__Aim of the exercise__: Turn the data from the line with "episode-members: Diego Fernandes, João" through the line with "play-icon [508, 530, 522, 547]", both included, into a Markdown table with the columns Row and Line. Skip any blank lines.

┌─ Records to process

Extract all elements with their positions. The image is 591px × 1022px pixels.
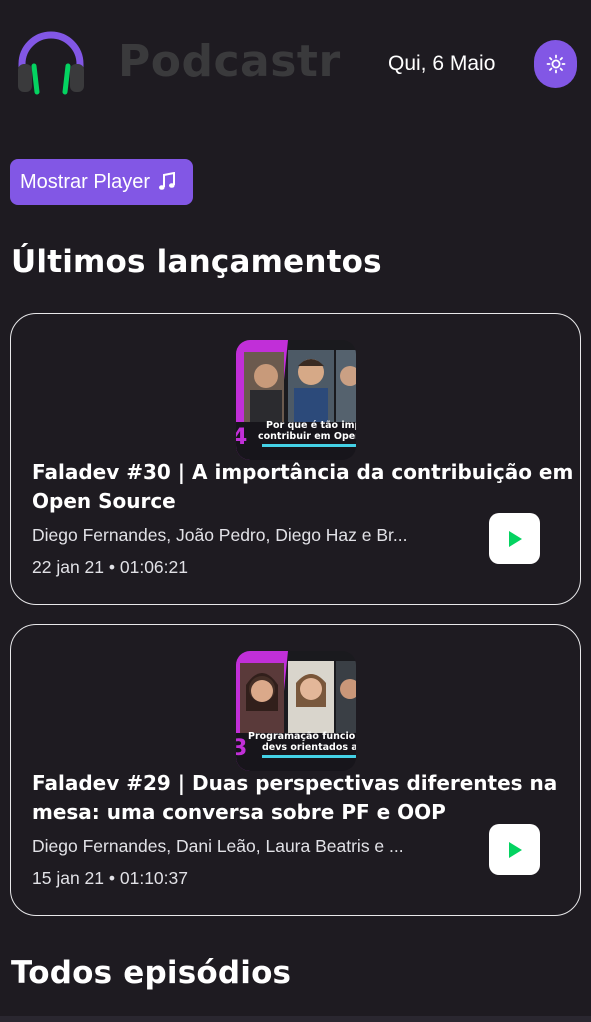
episode-members: Diego Fernandes, João Pedro, Diego Haz e… [32, 525, 408, 545]
current-date: Qui, 6 Maio [388, 52, 496, 75]
theme-toggle-button[interactable] [534, 40, 577, 88]
play-icon [508, 841, 522, 858]
thumbnail-caption: devs orientados a o [262, 742, 356, 753]
brand-name: Podcastr [118, 36, 341, 87]
episode-date: 15 jan 21 [32, 868, 105, 888]
show-player-button[interactable]: Mostrar Player [10, 159, 193, 205]
episode-meta: 15 jan 21 • 01:10:37 [32, 868, 188, 888]
episode-meta: 22 jan 21 • 01:06:21 [32, 557, 188, 577]
episode-duration: 01:10:37 [119, 868, 188, 888]
thumbnail-caption: Programação funcion [248, 731, 356, 742]
latest-releases-title: Últimos lançamentos [11, 244, 382, 280]
headphones-icon [18, 31, 84, 95]
thumbnail-number: 4 [236, 425, 247, 450]
episode-date: 22 jan 21 [32, 557, 105, 577]
app-root: Podcastr Qui, 6 Maio Mostrar Player Últi… [0, 0, 591, 1022]
episode-duration: 01:06:21 [119, 557, 188, 577]
play-button[interactable] [489, 824, 540, 875]
play-icon [508, 530, 522, 547]
header: Podcastr Qui, 6 Maio [0, 0, 591, 130]
sun-icon [546, 54, 565, 74]
thumbnail-caption: contribuir em Open S [258, 431, 356, 442]
play-button[interactable] [489, 513, 540, 564]
table-header-edge [0, 1016, 591, 1022]
episode-members: Diego Fernandes, Dani Leão, Laura Beatri… [32, 836, 404, 856]
episode-thumbnail: 4 Por que é tão imp contribuir em Open S [236, 340, 356, 460]
music-note-icon [159, 172, 176, 190]
episode-card[interactable]: 3 Programação funcion devs orientados a … [10, 624, 581, 916]
episode-thumbnail: 3 Programação funcion devs orientados a … [236, 651, 356, 771]
episode-card[interactable]: 4 Por que é tão imp contribuir em Open S… [10, 313, 581, 605]
all-episodes-title: Todos episódios [11, 955, 292, 991]
episode-title[interactable]: Faladev #29 | Duas perspectivas diferent… [32, 769, 577, 827]
show-player-label: Mostrar Player [20, 170, 151, 193]
thumbnail-caption: Por que é tão imp [266, 420, 356, 431]
thumbnail-number: 3 [236, 736, 247, 761]
episode-title[interactable]: Faladev #30 | A importância da contribui… [32, 458, 577, 516]
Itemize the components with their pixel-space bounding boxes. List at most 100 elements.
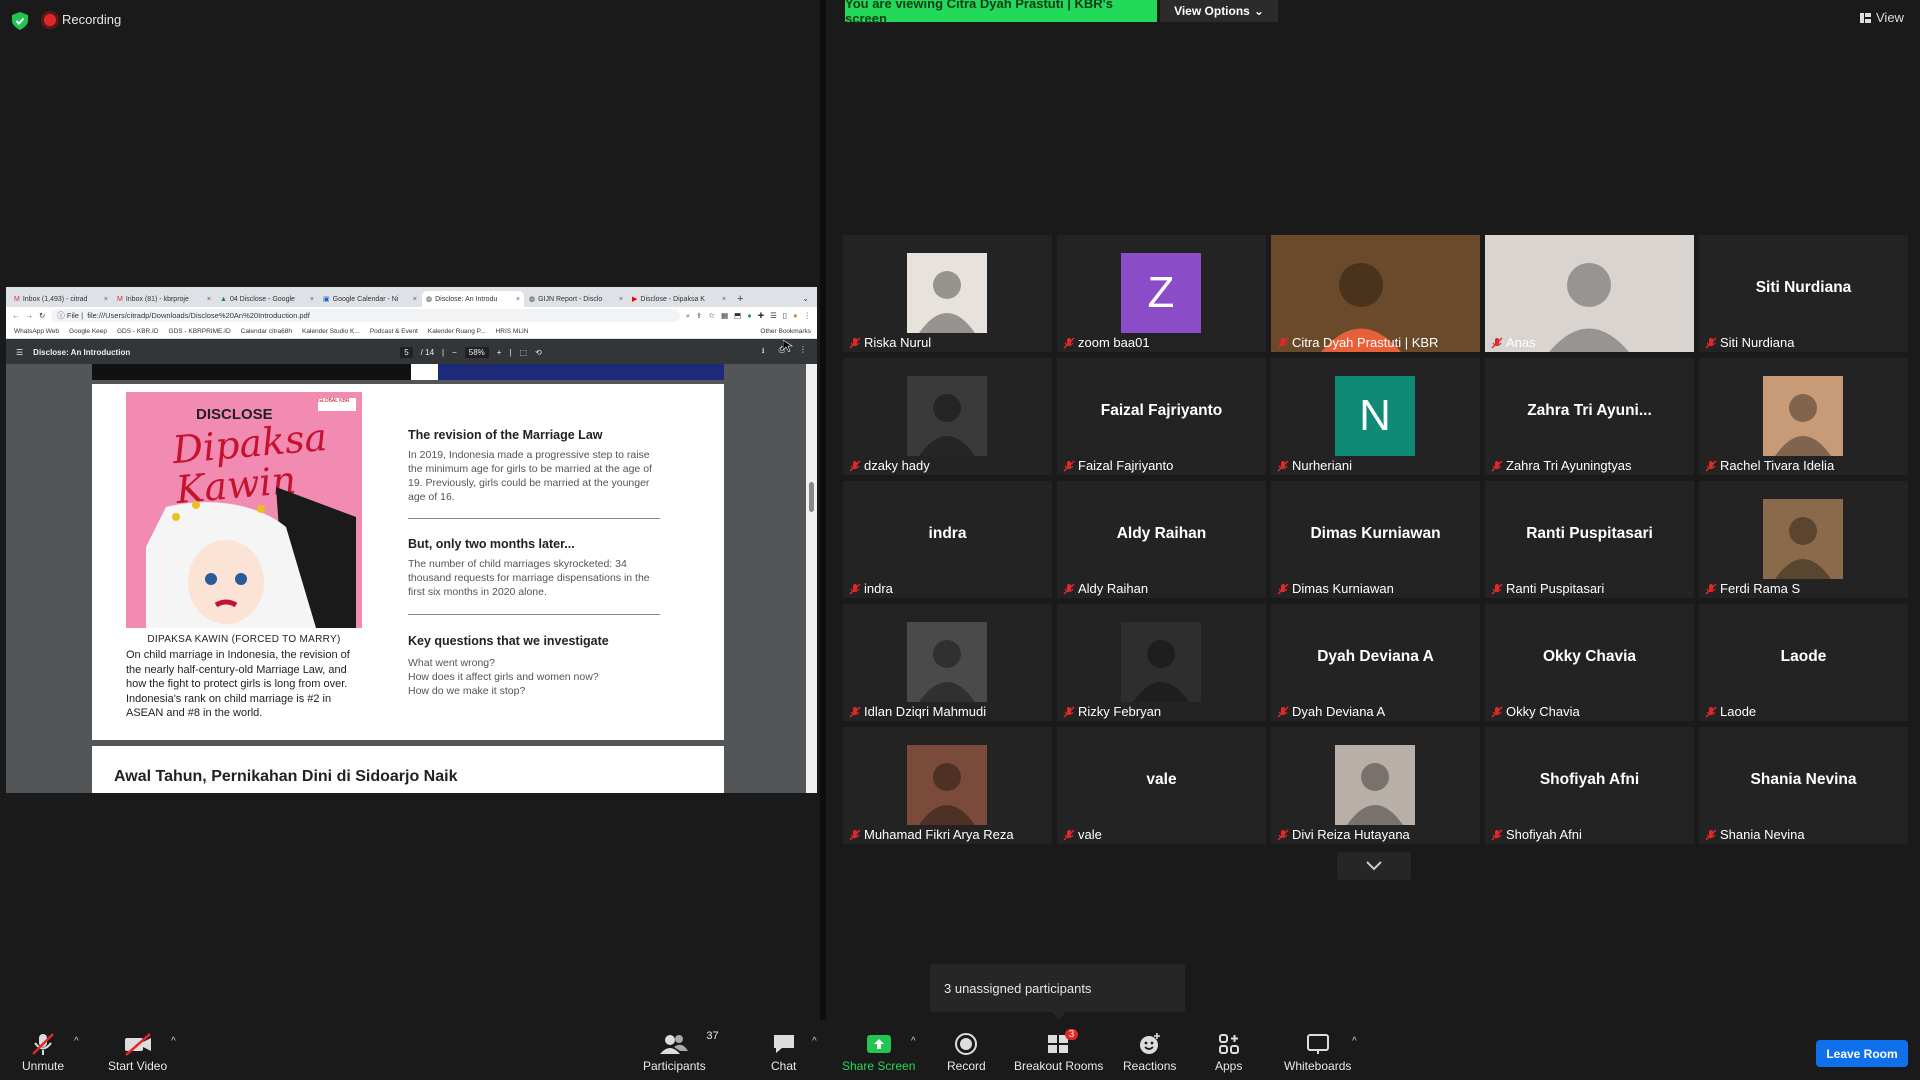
pdf-scrollbar[interactable] <box>806 364 817 793</box>
more-icon[interactable]: ⋮ <box>799 345 807 359</box>
record-button[interactable]: Record <box>947 1032 986 1073</box>
recording-indicator[interactable]: Recording <box>44 12 121 27</box>
extension-icon[interactable]: ⬒ <box>734 311 741 320</box>
participant-tile[interactable]: indra indra <box>843 481 1052 598</box>
url-field[interactable]: ⓘ File | file:///Users/citradp/Downloads… <box>51 309 680 322</box>
bookmark-item[interactable]: Google Keep <box>69 328 107 335</box>
participant-tile[interactable]: Zahra Tri Ayuni... Zahra Tri Ayuningtyas <box>1485 358 1694 475</box>
participant-tile[interactable]: Rachel Tivara Idelia <box>1699 358 1908 475</box>
browser-tab[interactable]: ▣ Google Calendar - Ni × <box>319 291 421 307</box>
bookmark-item[interactable]: Calendar citra68h <box>241 328 292 335</box>
browser-tab[interactable]: M Inbox (81) - kbrproje × <box>113 291 215 307</box>
participant-tile[interactable]: Aldy Raihan Aldy Raihan <box>1057 481 1266 598</box>
browser-tab[interactable]: M Inbox (1,493) - citrad × <box>10 291 112 307</box>
participant-tile[interactable]: dzaky hady <box>843 358 1052 475</box>
participant-tile[interactable]: Muhamad Fikri Arya Reza <box>843 727 1052 844</box>
participant-tile[interactable]: Siti Nurdiana Siti Nurdiana <box>1699 235 1908 352</box>
bookmark-item[interactable]: Kalender Studio K... <box>302 328 360 335</box>
extension-icon[interactable]: ● <box>747 311 752 320</box>
close-icon[interactable]: × <box>310 296 314 303</box>
participant-tile[interactable]: Ranti Puspitasari Ranti Puspitasari <box>1485 481 1694 598</box>
share-options-caret-icon[interactable]: ^ <box>911 1036 916 1047</box>
close-icon[interactable]: × <box>516 296 520 303</box>
view-button[interactable]: View <box>1860 10 1904 25</box>
participant-tile[interactable]: Okky Chavia Okky Chavia <box>1485 604 1694 721</box>
participant-tile[interactable]: Ferdi Rama S <box>1699 481 1908 598</box>
breakout-rooms-button[interactable]: 3 Breakout Rooms <box>1014 1029 1103 1073</box>
fit-page-icon[interactable]: ⬚ <box>520 348 528 357</box>
bookmark-item[interactable]: HRIS MLIN <box>496 328 529 335</box>
share-icon[interactable]: ⇪ <box>696 311 702 320</box>
participant-tile[interactable]: Rizky Febryan <box>1057 604 1266 721</box>
tab-search-icon[interactable]: ⌄ <box>794 294 817 307</box>
zoom-in-icon[interactable]: + <box>497 348 502 357</box>
participant-tile[interactable]: Divi Reiza Hutayana <box>1271 727 1480 844</box>
participant-tile[interactable]: Shania Nevina Shania Nevina <box>1699 727 1908 844</box>
bookmark-item[interactable]: WhatsApp Web <box>14 328 59 335</box>
chat-button[interactable]: Chat <box>771 1032 796 1073</box>
forward-icon[interactable]: → <box>26 311 34 320</box>
participant-tile[interactable]: Laode Laode <box>1699 604 1908 721</box>
participant-tile[interactable]: Shofiyah Afni Shofiyah Afni <box>1485 727 1694 844</box>
view-options-button[interactable]: View Options ⌄ <box>1160 0 1278 22</box>
participant-tile[interactable]: Idlan Dziqri Mahmudi <box>843 604 1052 721</box>
participant-tile[interactable]: Anas <box>1485 235 1694 352</box>
next-page-button[interactable] <box>1337 852 1411 880</box>
bookmark-item[interactable]: Podcast & Event <box>370 328 418 335</box>
security-shield-icon[interactable] <box>12 12 28 30</box>
page-number-input[interactable]: 5 <box>400 346 413 358</box>
other-bookmarks[interactable]: Other Bookmarks <box>760 328 817 335</box>
new-tab-icon[interactable]: + <box>731 293 751 307</box>
participants-button[interactable]: 37 Participants <box>643 1030 719 1073</box>
apps-button[interactable]: Apps <box>1215 1032 1242 1073</box>
whiteboards-button[interactable]: Whiteboards <box>1284 1032 1351 1073</box>
participant-tile[interactable]: Riska Nurul <box>843 235 1052 352</box>
sidebar-icon[interactable]: ▯ <box>783 311 787 320</box>
video-options-caret-icon[interactable]: ^ <box>171 1036 176 1047</box>
reading-list-icon[interactable]: ☰ <box>770 311 777 320</box>
back-icon[interactable]: ← <box>12 311 20 320</box>
download-icon[interactable]: ⭳ <box>762 345 765 359</box>
audio-options-caret-icon[interactable]: ^ <box>74 1036 79 1047</box>
leave-room-button[interactable]: Leave Room <box>1816 1040 1908 1067</box>
extension-icon[interactable]: ▦ <box>721 311 728 320</box>
puzzle-icon[interactable]: ✚ <box>758 311 764 320</box>
zoom-out-icon[interactable]: − <box>452 348 457 357</box>
participant-tile[interactable]: Zzoom baa01 <box>1057 235 1266 352</box>
close-icon[interactable]: × <box>207 296 211 303</box>
unmute-button[interactable]: Unmute <box>22 1032 64 1073</box>
hamburger-menu-icon[interactable]: ☰ <box>16 348 23 357</box>
zoom-icon[interactable]: ⌕ <box>686 311 690 321</box>
participant-tile[interactable]: Citra Dyah Prastuti | KBR <box>1271 235 1480 352</box>
participant-tile[interactable]: Dimas Kurniawan Dimas Kurniawan <box>1271 481 1480 598</box>
share-screen-button[interactable]: Share Screen <box>842 1032 915 1073</box>
participant-tile[interactable]: N Nurheriani <box>1271 358 1480 475</box>
close-icon[interactable]: × <box>104 296 108 303</box>
participant-tile[interactable]: vale vale <box>1057 727 1266 844</box>
rotate-icon[interactable]: ⟲ <box>535 348 542 357</box>
browser-tab[interactable]: ▲ 04 Disclose - Google × <box>216 291 318 307</box>
split-divider[interactable] <box>820 0 826 1030</box>
pdf-viewer[interactable]: DISCLOSE GLOBAL KBR Dipaksa Kawin DIPAKS… <box>6 364 817 793</box>
browser-tab[interactable]: ▶ Disclose - Dipaksa K × <box>628 291 730 307</box>
close-icon[interactable]: × <box>413 296 417 303</box>
reactions-button[interactable]: Reactions <box>1123 1032 1176 1073</box>
bookmark-item[interactable]: GDS - KBRPRIME.ID <box>169 328 231 335</box>
close-icon[interactable]: × <box>722 296 726 303</box>
browser-tab-active[interactable]: ◍ Disclose: An Introdu × <box>422 291 524 307</box>
star-icon[interactable]: ☆ <box>708 311 715 320</box>
participant-tile[interactable]: Faizal Fajriyanto Faizal Fajriyanto <box>1057 358 1266 475</box>
bookmark-item[interactable]: Kalender Ruang P... <box>428 328 486 335</box>
close-icon[interactable]: × <box>619 296 623 303</box>
scrollbar-thumb[interactable] <box>809 482 814 512</box>
zoom-input[interactable]: 58% <box>464 346 489 358</box>
start-video-button[interactable]: Start Video <box>108 1032 167 1073</box>
participant-tile[interactable]: Dyah Deviana A Dyah Deviana A <box>1271 604 1480 721</box>
chat-options-caret-icon[interactable]: ^ <box>812 1036 817 1047</box>
shared-screen[interactable]: M Inbox (1,493) - citrad × M Inbox (81) - k… <box>6 287 817 793</box>
bookmark-item[interactable]: GDS - KBR.ID <box>117 328 159 335</box>
browser-tab[interactable]: ◍ GIJN Report - Disclo × <box>525 291 627 307</box>
reload-icon[interactable]: ↻ <box>39 311 45 320</box>
menu-icon[interactable]: ⋮ <box>804 311 812 320</box>
whiteboard-options-caret-icon[interactable]: ^ <box>1352 1036 1357 1047</box>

└─

__Exercise result__:
| Row | Line |
|---|---|
| 1 | episode-members: Diego Fernandes, João Pedro, Diego Haz e… [32, 525, 408, 545] |
| 2 | current-date: Qui, 6 Maio [388, 52, 496, 75] |
| 3 | theme-toggle-button[interactable] [534, 40, 577, 88] |
| 4 | play-icon [508, 841, 522, 858] |
| 5 | thumbnail-caption: devs orientados a o [262, 742, 356, 753] |
| 6 | brand-name: Podcastr [118, 36, 341, 87] |
| 7 | episode-date: 15 jan 21 [32, 868, 105, 888] |
| 8 | show-player-button[interactable]: Mostrar Player [10, 159, 193, 205] |
| 9 | episode-meta: 15 jan 21 • 01:10:37 [32, 868, 188, 888] |
| 10 | episode-meta: 22 jan 21 • 01:06:21 [32, 557, 188, 577] |
| 11 | episode-duration: 01:10:37 [119, 868, 188, 888] |
| 12 | thumbnail-caption: Programação funcion [248, 731, 356, 742] |
| 13 | latest-releases-title: Últimos lançamentos [11, 244, 382, 280] |
| 14 | headphones-icon [18, 31, 84, 95] |
| 15 | thumbnail-number: 4 [236, 425, 247, 450] |
| 16 | episode-date: 22 jan 21 [32, 557, 105, 577] |
| 17 | app-root: Podcastr Qui, 6 Maio Mostrar Player Últi… [0, 0, 591, 1022] |
| 18 | episode-duration: 01:06:21 [119, 557, 188, 577] |
| 19 | play-button[interactable] [489, 824, 540, 875] |
| 20 | play-icon [508, 530, 522, 547] |